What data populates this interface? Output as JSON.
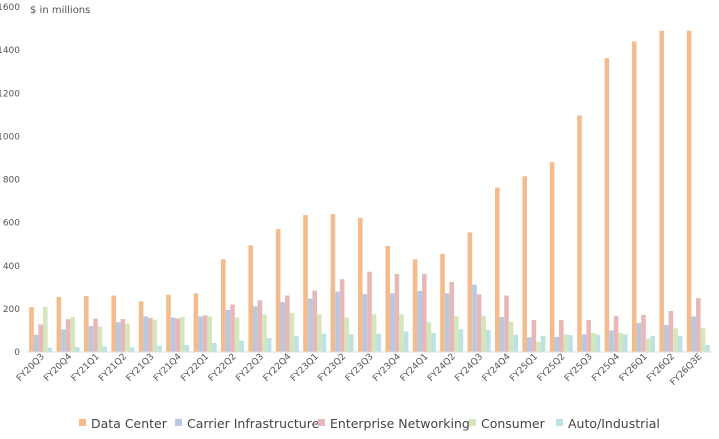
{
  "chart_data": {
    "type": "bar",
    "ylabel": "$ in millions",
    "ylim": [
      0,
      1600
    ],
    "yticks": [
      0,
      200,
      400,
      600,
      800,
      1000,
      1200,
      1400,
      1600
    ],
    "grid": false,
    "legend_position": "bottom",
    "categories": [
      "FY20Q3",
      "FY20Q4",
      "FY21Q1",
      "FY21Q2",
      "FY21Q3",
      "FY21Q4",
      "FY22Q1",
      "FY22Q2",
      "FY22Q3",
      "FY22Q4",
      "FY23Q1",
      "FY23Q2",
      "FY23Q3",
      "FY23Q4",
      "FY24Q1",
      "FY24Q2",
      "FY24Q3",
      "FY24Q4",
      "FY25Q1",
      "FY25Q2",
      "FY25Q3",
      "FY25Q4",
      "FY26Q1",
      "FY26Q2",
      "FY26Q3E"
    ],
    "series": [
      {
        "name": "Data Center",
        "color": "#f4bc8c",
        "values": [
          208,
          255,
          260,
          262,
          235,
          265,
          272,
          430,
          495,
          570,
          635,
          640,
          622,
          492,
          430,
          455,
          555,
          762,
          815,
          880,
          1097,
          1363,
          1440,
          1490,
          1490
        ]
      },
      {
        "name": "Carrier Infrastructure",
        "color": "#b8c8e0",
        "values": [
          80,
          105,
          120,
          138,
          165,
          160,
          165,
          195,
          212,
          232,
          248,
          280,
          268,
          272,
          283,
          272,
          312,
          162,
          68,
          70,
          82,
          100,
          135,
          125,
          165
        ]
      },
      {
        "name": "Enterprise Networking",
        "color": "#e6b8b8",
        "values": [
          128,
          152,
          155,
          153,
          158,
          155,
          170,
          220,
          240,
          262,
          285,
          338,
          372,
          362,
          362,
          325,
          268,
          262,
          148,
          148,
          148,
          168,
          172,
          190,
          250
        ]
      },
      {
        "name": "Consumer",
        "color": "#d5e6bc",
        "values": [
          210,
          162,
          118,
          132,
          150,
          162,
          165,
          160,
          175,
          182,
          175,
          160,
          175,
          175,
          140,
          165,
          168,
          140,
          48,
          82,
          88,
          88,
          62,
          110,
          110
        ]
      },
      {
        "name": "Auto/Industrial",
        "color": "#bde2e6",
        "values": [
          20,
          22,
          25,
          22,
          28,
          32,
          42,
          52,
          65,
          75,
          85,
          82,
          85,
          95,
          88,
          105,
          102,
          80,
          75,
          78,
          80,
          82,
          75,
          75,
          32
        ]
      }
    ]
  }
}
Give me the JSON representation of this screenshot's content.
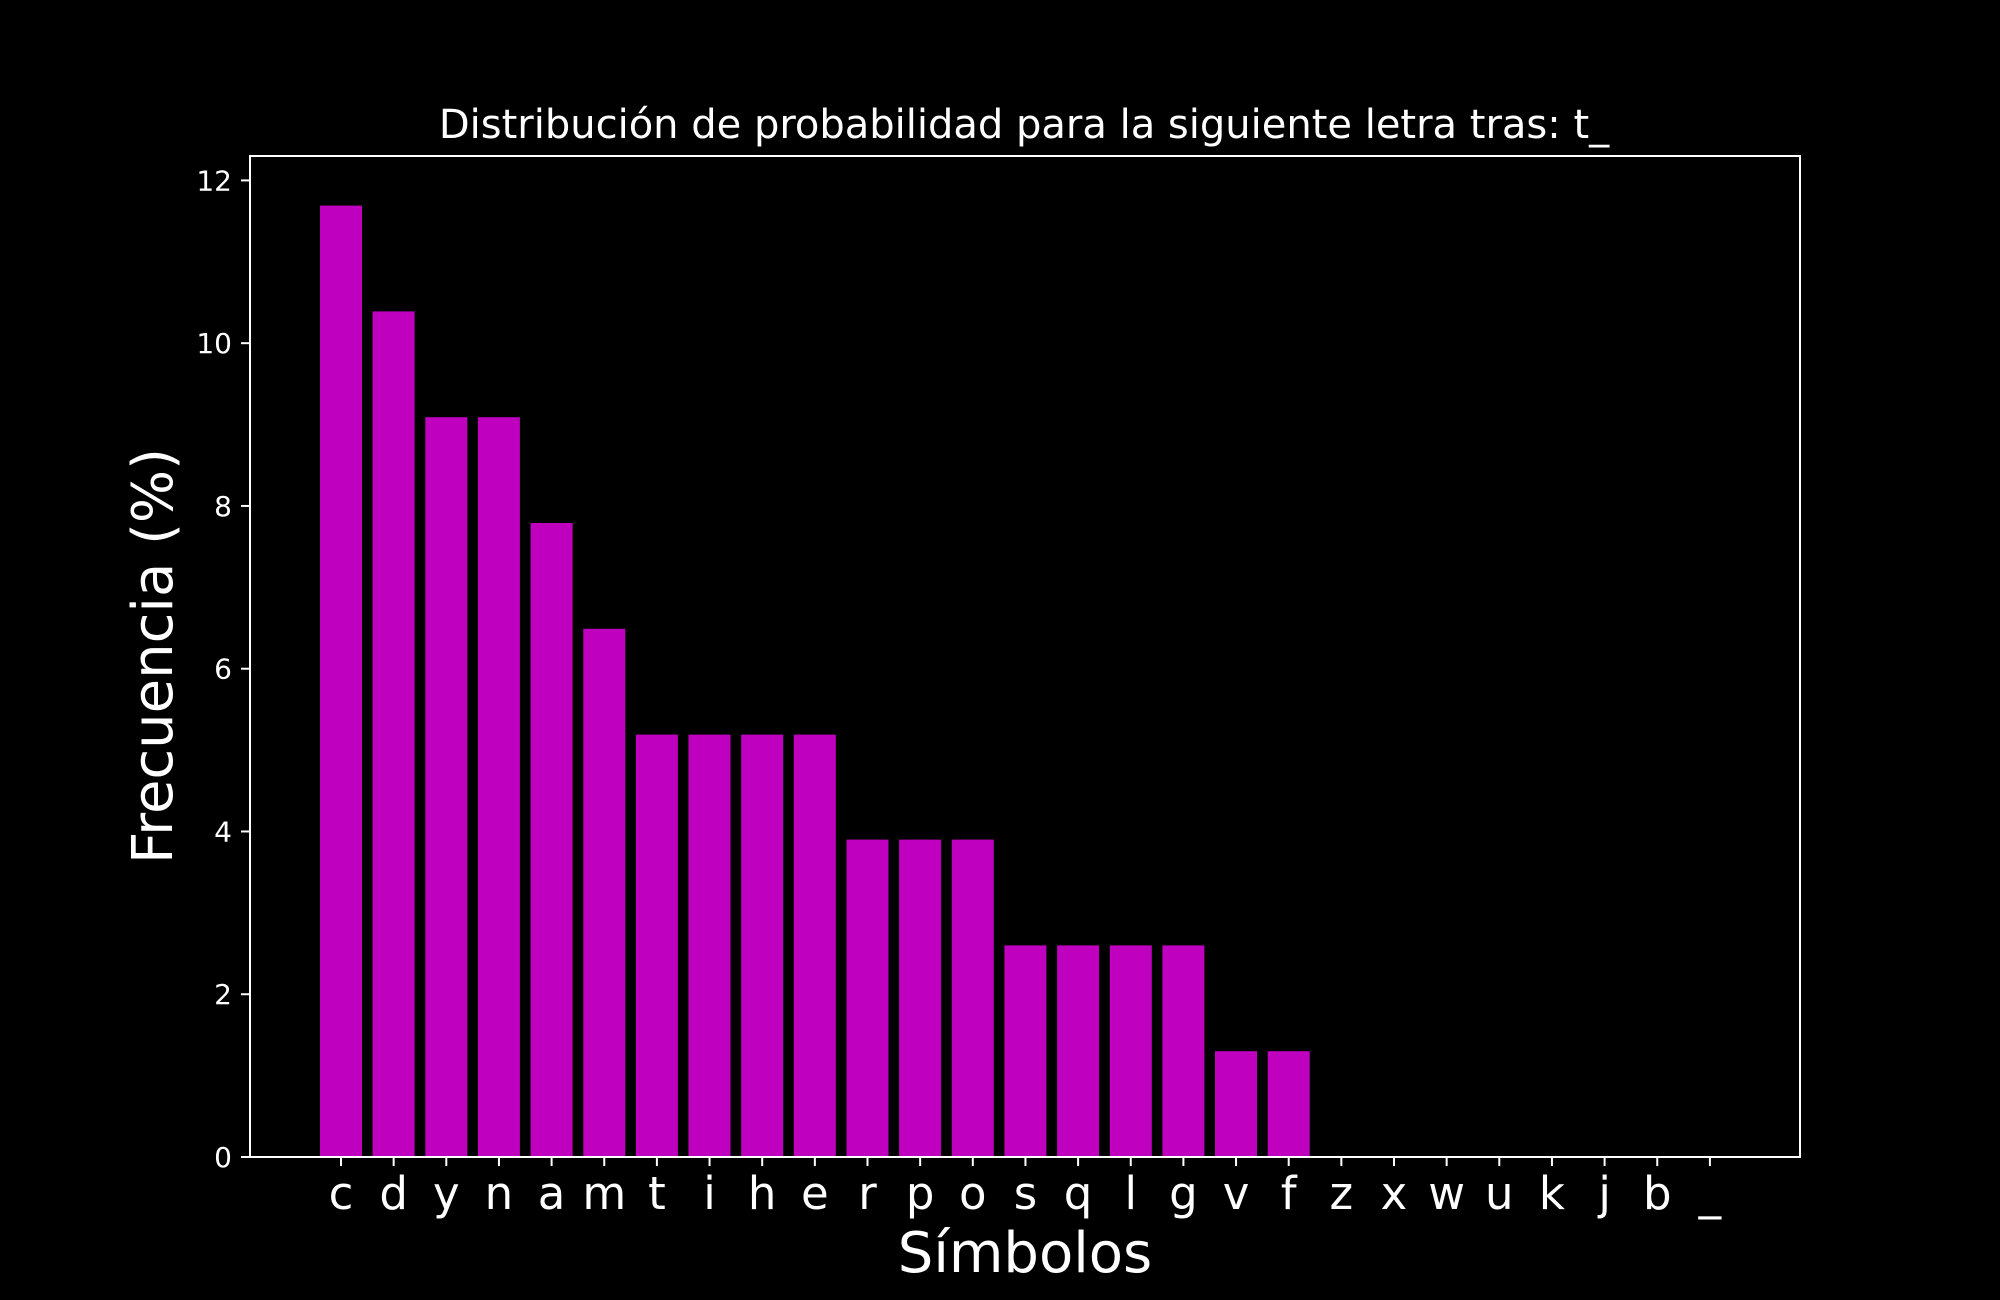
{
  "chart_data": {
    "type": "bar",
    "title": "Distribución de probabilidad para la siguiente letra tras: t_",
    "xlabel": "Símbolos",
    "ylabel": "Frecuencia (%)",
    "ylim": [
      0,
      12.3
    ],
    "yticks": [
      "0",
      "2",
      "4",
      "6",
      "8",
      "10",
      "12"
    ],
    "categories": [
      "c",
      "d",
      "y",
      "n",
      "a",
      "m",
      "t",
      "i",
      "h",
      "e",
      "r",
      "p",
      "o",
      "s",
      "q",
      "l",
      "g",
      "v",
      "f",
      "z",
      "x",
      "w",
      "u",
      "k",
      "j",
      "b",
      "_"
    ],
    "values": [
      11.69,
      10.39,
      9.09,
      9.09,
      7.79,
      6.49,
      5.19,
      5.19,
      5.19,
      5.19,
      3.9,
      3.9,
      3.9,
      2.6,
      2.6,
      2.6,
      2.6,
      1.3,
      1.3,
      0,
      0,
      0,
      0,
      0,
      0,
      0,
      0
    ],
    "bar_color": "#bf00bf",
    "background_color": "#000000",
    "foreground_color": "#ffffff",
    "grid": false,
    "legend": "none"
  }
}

..........

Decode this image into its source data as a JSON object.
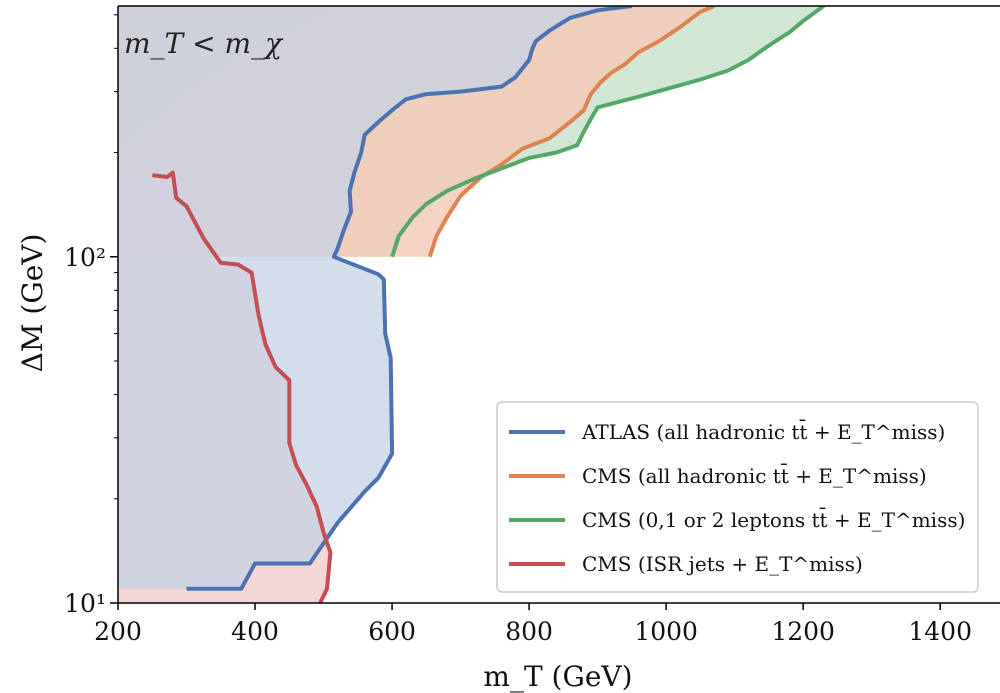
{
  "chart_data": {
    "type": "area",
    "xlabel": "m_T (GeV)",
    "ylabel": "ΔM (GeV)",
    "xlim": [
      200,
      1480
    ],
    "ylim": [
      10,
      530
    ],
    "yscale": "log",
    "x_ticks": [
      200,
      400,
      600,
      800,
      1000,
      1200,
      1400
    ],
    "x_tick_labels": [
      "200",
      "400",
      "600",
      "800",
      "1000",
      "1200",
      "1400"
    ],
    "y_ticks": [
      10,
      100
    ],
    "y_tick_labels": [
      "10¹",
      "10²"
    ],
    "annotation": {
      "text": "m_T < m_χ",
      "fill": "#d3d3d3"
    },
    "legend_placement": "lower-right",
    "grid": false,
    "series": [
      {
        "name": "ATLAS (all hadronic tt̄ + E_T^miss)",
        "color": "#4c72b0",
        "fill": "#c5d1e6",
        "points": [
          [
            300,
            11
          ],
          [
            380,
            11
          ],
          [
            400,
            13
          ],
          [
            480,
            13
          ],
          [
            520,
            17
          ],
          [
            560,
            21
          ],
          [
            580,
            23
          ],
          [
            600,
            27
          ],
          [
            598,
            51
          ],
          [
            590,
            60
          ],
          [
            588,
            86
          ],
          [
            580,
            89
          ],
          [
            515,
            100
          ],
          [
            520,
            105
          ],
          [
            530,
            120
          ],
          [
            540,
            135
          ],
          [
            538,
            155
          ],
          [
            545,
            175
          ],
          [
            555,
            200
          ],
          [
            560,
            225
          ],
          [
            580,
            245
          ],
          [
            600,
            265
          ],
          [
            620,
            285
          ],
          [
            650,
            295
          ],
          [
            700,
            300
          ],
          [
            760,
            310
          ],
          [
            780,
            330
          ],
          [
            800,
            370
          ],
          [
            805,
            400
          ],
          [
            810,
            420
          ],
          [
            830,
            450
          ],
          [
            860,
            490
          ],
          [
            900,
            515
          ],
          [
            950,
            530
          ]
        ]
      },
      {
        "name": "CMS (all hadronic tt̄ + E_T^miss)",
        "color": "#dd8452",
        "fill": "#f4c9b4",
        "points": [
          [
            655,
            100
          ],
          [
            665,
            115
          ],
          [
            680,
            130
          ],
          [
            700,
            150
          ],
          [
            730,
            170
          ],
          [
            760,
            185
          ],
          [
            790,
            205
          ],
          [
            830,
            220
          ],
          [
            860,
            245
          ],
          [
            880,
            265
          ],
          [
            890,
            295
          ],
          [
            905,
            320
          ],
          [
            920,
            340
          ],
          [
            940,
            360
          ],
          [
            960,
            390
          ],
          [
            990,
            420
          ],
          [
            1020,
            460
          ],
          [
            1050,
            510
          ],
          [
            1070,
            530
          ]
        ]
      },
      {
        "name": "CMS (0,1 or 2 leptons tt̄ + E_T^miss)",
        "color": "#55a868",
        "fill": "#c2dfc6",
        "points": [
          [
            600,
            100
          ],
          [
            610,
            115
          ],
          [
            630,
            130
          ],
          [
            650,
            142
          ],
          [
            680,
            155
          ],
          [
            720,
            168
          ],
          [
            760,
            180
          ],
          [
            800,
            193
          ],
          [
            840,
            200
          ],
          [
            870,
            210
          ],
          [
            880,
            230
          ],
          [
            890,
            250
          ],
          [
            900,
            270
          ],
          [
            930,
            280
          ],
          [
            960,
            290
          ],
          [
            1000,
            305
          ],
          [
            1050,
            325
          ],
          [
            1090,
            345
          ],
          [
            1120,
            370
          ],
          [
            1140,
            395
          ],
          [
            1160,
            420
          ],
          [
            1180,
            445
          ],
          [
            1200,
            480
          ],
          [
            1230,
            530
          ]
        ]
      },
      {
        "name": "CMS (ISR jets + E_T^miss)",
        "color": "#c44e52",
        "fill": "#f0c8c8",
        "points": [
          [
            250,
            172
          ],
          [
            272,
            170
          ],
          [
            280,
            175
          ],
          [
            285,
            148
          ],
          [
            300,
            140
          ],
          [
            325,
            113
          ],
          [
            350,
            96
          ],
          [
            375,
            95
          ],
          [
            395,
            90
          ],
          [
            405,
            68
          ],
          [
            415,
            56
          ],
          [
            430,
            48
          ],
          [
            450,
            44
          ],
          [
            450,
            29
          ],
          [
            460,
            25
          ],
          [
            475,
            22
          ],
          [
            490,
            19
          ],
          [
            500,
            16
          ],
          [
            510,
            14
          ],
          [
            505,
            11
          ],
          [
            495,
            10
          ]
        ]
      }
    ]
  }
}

..........

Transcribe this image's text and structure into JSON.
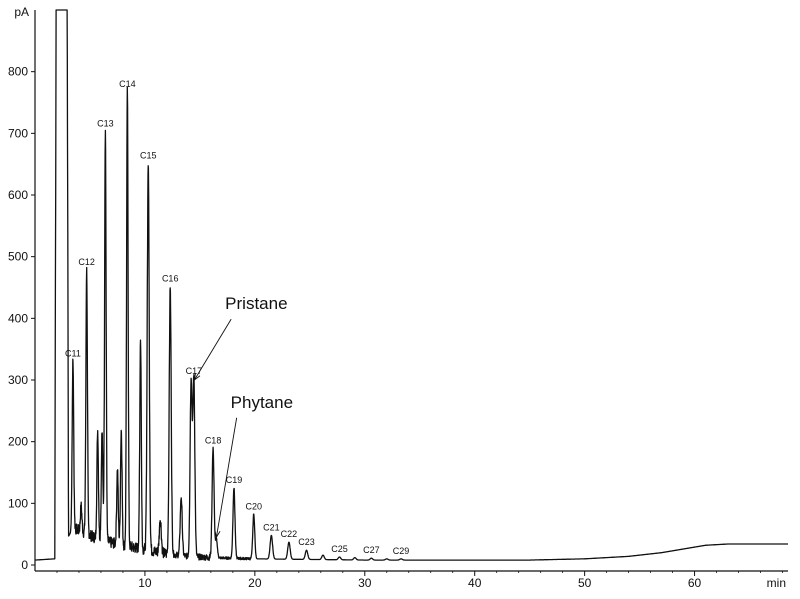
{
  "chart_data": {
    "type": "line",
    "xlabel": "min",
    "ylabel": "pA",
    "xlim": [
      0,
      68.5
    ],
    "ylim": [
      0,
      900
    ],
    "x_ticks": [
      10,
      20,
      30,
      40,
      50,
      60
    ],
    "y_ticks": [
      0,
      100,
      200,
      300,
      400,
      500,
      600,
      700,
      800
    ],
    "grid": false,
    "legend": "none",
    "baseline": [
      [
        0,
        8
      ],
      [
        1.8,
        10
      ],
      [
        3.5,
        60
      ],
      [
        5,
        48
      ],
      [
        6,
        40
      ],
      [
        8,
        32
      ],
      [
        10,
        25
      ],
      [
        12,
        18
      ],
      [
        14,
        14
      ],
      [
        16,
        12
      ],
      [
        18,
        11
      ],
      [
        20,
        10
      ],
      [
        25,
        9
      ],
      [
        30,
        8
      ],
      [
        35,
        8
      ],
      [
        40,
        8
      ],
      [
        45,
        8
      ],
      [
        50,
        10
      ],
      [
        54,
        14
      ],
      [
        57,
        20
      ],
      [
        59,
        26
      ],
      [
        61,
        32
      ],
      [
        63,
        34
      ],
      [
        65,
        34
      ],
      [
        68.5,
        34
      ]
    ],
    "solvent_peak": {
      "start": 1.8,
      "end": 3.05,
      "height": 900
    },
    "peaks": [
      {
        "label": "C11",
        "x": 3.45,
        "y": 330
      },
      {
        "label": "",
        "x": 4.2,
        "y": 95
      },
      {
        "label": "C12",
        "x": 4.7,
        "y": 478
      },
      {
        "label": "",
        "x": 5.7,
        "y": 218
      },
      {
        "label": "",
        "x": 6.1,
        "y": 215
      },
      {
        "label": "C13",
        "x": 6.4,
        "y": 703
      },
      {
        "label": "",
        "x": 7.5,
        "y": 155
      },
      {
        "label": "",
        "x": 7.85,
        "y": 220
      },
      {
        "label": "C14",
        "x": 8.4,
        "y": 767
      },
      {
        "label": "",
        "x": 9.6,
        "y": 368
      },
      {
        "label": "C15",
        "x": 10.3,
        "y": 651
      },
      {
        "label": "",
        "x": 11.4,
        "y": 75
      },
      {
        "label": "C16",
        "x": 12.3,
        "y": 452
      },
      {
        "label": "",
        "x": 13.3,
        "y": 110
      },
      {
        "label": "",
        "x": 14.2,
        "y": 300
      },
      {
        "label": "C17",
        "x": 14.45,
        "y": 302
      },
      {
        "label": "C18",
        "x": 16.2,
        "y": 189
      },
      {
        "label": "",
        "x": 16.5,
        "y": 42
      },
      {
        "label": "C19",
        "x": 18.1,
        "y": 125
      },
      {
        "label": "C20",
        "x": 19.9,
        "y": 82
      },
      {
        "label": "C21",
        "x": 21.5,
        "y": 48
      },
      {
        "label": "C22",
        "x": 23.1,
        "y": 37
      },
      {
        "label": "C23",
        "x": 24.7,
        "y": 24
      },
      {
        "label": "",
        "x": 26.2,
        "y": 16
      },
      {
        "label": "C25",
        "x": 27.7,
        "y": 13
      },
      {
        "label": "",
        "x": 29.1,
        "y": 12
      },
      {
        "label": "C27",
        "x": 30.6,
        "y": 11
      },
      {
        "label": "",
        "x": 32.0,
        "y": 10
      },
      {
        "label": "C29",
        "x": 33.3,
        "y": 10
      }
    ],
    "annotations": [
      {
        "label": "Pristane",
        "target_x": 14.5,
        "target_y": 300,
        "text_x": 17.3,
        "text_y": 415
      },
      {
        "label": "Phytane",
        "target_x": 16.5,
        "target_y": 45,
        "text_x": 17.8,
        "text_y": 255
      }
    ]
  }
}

..........

## Set exercise
Look over the listing. Pull out every line with the string "hadronic" in it.

## Result
        "name": "ATLAS (all hadronic tt̄ + E_T^miss)",
        "name": "CMS (all hadronic tt̄ + E_T^miss)",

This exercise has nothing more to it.